◆ **Data**:
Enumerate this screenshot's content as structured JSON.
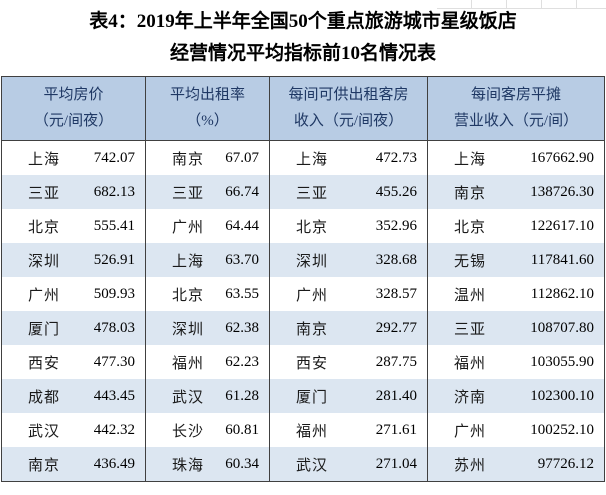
{
  "title": {
    "line1": "表4：2019年上半年全国50个重点旅游城市星级饭店",
    "line2": "经营情况平均指标前10名情况表"
  },
  "colors": {
    "header_bg": "#b8cce4",
    "header_text": "#1f3864",
    "alt_row_bg": "#dce6f1",
    "border": "#404040"
  },
  "table": {
    "groups": [
      {
        "header_line1": "平均房价",
        "header_line2": "（元/间夜）",
        "rows": [
          {
            "city": "上海",
            "value": "742.07"
          },
          {
            "city": "三亚",
            "value": "682.13"
          },
          {
            "city": "北京",
            "value": "555.41"
          },
          {
            "city": "深圳",
            "value": "526.91"
          },
          {
            "city": "广州",
            "value": "509.93"
          },
          {
            "city": "厦门",
            "value": "478.03"
          },
          {
            "city": "西安",
            "value": "477.30"
          },
          {
            "city": "成都",
            "value": "443.45"
          },
          {
            "city": "武汉",
            "value": "442.32"
          },
          {
            "city": "南京",
            "value": "436.49"
          }
        ]
      },
      {
        "header_line1": "平均出租率",
        "header_line2": "（%）",
        "rows": [
          {
            "city": "南京",
            "value": "67.07"
          },
          {
            "city": "三亚",
            "value": "66.74"
          },
          {
            "city": "广州",
            "value": "64.44"
          },
          {
            "city": "上海",
            "value": "63.70"
          },
          {
            "city": "北京",
            "value": "63.55"
          },
          {
            "city": "深圳",
            "value": "62.38"
          },
          {
            "city": "福州",
            "value": "62.23"
          },
          {
            "city": "武汉",
            "value": "61.28"
          },
          {
            "city": "长沙",
            "value": "60.81"
          },
          {
            "city": "珠海",
            "value": "60.34"
          }
        ]
      },
      {
        "header_line1": "每间可供出租客房",
        "header_line2": "收入（元/间夜）",
        "rows": [
          {
            "city": "上海",
            "value": "472.73"
          },
          {
            "city": "三亚",
            "value": "455.26"
          },
          {
            "city": "北京",
            "value": "352.96"
          },
          {
            "city": "深圳",
            "value": "328.68"
          },
          {
            "city": "广州",
            "value": "328.57"
          },
          {
            "city": "南京",
            "value": "292.77"
          },
          {
            "city": "西安",
            "value": "287.75"
          },
          {
            "city": "厦门",
            "value": "281.40"
          },
          {
            "city": "福州",
            "value": "271.61"
          },
          {
            "city": "武汉",
            "value": "271.04"
          }
        ]
      },
      {
        "header_line1": "每间客房平摊",
        "header_line2": "营业收入（元/间）",
        "rows": [
          {
            "city": "上海",
            "value": "167662.90"
          },
          {
            "city": "南京",
            "value": "138726.30"
          },
          {
            "city": "北京",
            "value": "122617.10"
          },
          {
            "city": "无锡",
            "value": "117841.60"
          },
          {
            "city": "温州",
            "value": "112862.10"
          },
          {
            "city": "三亚",
            "value": "108707.80"
          },
          {
            "city": "福州",
            "value": "103055.90"
          },
          {
            "city": "济南",
            "value": "102300.10"
          },
          {
            "city": "广州",
            "value": "100252.10"
          },
          {
            "city": "苏州",
            "value": "97726.12"
          }
        ]
      }
    ]
  },
  "chart_data": {
    "type": "table",
    "title": "表4：2019年上半年全国50个重点旅游城市星级饭店经营情况平均指标前10名情况表",
    "tables": [
      {
        "metric": "平均房价（元/间夜）",
        "rows": [
          [
            "上海",
            742.07
          ],
          [
            "三亚",
            682.13
          ],
          [
            "北京",
            555.41
          ],
          [
            "深圳",
            526.91
          ],
          [
            "广州",
            509.93
          ],
          [
            "厦门",
            478.03
          ],
          [
            "西安",
            477.3
          ],
          [
            "成都",
            443.45
          ],
          [
            "武汉",
            442.32
          ],
          [
            "南京",
            436.49
          ]
        ]
      },
      {
        "metric": "平均出租率（%）",
        "rows": [
          [
            "南京",
            67.07
          ],
          [
            "三亚",
            66.74
          ],
          [
            "广州",
            64.44
          ],
          [
            "上海",
            63.7
          ],
          [
            "北京",
            63.55
          ],
          [
            "深圳",
            62.38
          ],
          [
            "福州",
            62.23
          ],
          [
            "武汉",
            61.28
          ],
          [
            "长沙",
            60.81
          ],
          [
            "珠海",
            60.34
          ]
        ]
      },
      {
        "metric": "每间可供出租客房收入（元/间夜）",
        "rows": [
          [
            "上海",
            472.73
          ],
          [
            "三亚",
            455.26
          ],
          [
            "北京",
            352.96
          ],
          [
            "深圳",
            328.68
          ],
          [
            "广州",
            328.57
          ],
          [
            "南京",
            292.77
          ],
          [
            "西安",
            287.75
          ],
          [
            "厦门",
            281.4
          ],
          [
            "福州",
            271.61
          ],
          [
            "武汉",
            271.04
          ]
        ]
      },
      {
        "metric": "每间客房平摊营业收入（元/间）",
        "rows": [
          [
            "上海",
            167662.9
          ],
          [
            "南京",
            138726.3
          ],
          [
            "北京",
            122617.1
          ],
          [
            "无锡",
            117841.6
          ],
          [
            "温州",
            112862.1
          ],
          [
            "三亚",
            108707.8
          ],
          [
            "福州",
            103055.9
          ],
          [
            "济南",
            102300.1
          ],
          [
            "广州",
            100252.1
          ],
          [
            "苏州",
            97726.12
          ]
        ]
      }
    ]
  }
}
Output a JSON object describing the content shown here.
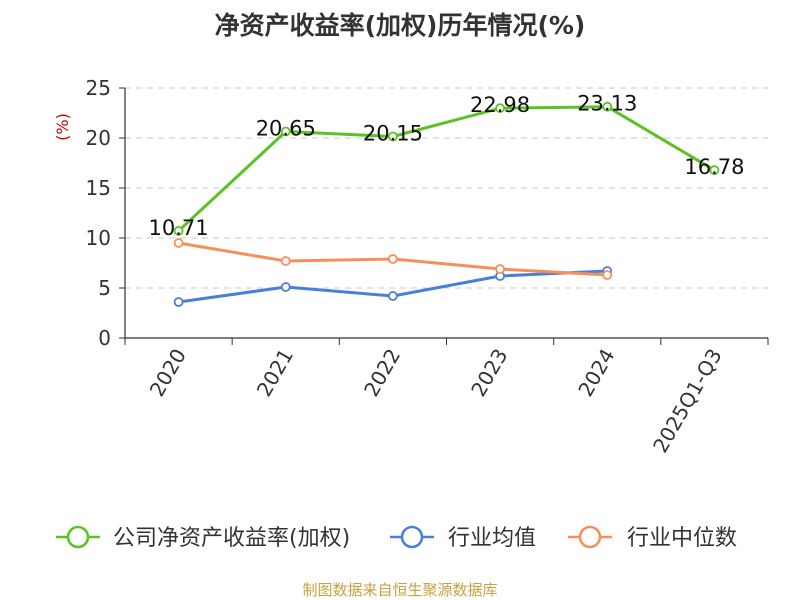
{
  "source_text": "制图数据来自恒生聚源数据库",
  "chart_data": {
    "type": "line",
    "title": "净资产收益率(加权)历年情况(%)",
    "ylabel": "(%)",
    "xlabel": "",
    "categories": [
      "2020",
      "2021",
      "2022",
      "2023",
      "2024",
      "2025Q1-Q3"
    ],
    "ylim": [
      0,
      25
    ],
    "yticks": [
      0,
      5,
      10,
      15,
      20,
      25
    ],
    "grid": true,
    "legend_position": "bottom",
    "series": [
      {
        "name": "公司净资产收益率(加权)",
        "color": "#5bc224",
        "values": [
          10.71,
          20.65,
          20.15,
          22.98,
          23.13,
          16.78
        ],
        "labels": [
          "10.71",
          "20.65",
          "20.15",
          "22.98",
          "23.13",
          "16.78"
        ]
      },
      {
        "name": "行业均值",
        "color": "#4a7fd8",
        "values": [
          3.6,
          5.1,
          4.2,
          6.2,
          6.7,
          null
        ],
        "labels": null
      },
      {
        "name": "行业中位数",
        "color": "#f5905a",
        "values": [
          9.5,
          7.7,
          7.9,
          6.9,
          6.3,
          null
        ],
        "labels": null
      }
    ]
  }
}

◆ **Problem details**:
Copy each line of the records containing the string "metric".

◆ **Answer for this exercise**:
        "metric": "平均房价（元/间夜）",
        "metric": "平均出租率（%）",
        "metric": "每间可供出租客房收入（元/间夜）",
        "metric": "每间客房平摊营业收入（元/间）",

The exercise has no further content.